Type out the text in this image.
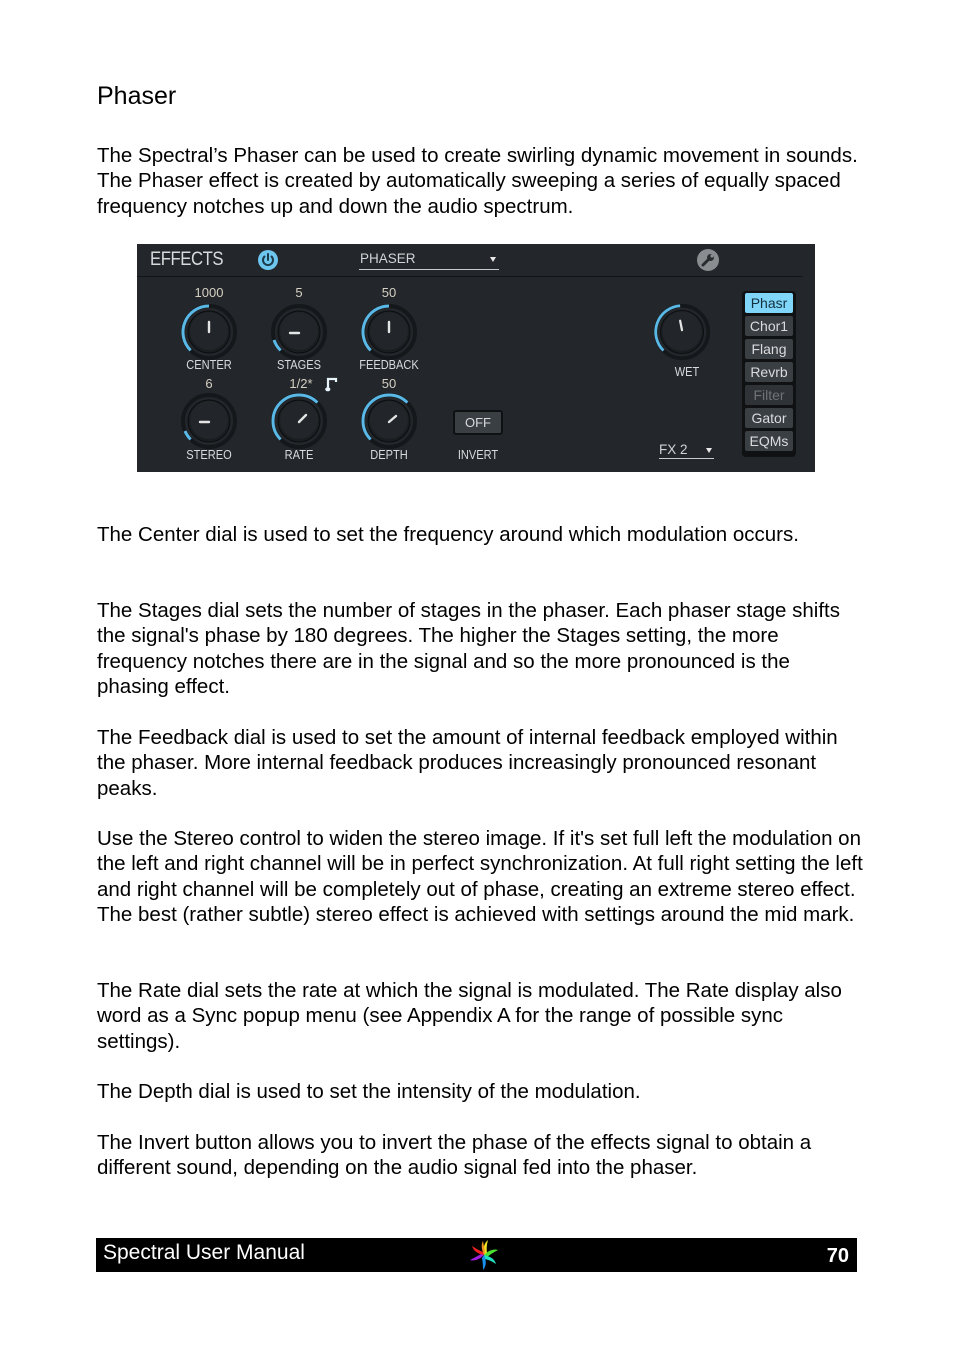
Phaser

The Spectral’s Phaser can be used to create swirling dynamic movement in sounds. The Phaser effect is created by automatically sweeping a series of equally spaced frequency notches up and down the audio spectrum.

EFFECTS	PHASER
1000
CENTER
5
STAGES
50
FEEDBACK
6
STEREO
1/2*
RATE
50
DEPTH
OFF
INVERT
WET
FX 2
Phasr
Chor1
Flang
Revrb
Filter
Gator
EQMs

The Center dial is used to set the frequency around which modulation occurs.

The Stages dial sets the number of stages in the phaser. Each phaser stage shifts the signal's phase by 180 degrees. The higher the Stages setting, the more frequency notches there are in the signal and so the more pronounced is the phasing effect.

The Feedback dial is used to set the amount of internal feedback employed within the phaser. More internal feedback produces increasingly pronounced resonant peaks.

Use the Stereo control to widen the stereo image. If it's set full left the modulation on the left and right channel will be in perfect synchronization. At full right setting the left and right channel will be completely out of phase, creating an extreme stereo effect. The best (rather subtle) stereo effect is achieved with settings around the mid mark.

The Rate dial sets the rate at which the signal is modulated. The Rate display also word as a Sync popup menu (see Appendix A for the range of possible sync settings).

The Depth dial is used to set the intensity of the modulation.

The Invert button allows you to invert the phase of the effects signal to obtain a different sound, depending on the audio signal fed into the phaser.

Spectral User Manual	70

● ● ● ● ● ● ●

Problem requirements:
Where a line in the entries holds "pronounced", copy that line.

Task response:
The Stages dial sets the number of stages in the phaser. Each phaser stage shifts the signal's phase by 180 degrees. The higher the Stages setting, the more frequency notches there are in the signal and so the more pronounced is the phasing effect.
The Feedback dial is used to set the amount of internal feedback employed within the phaser. More internal feedback produces increasingly pronounced resonant peaks.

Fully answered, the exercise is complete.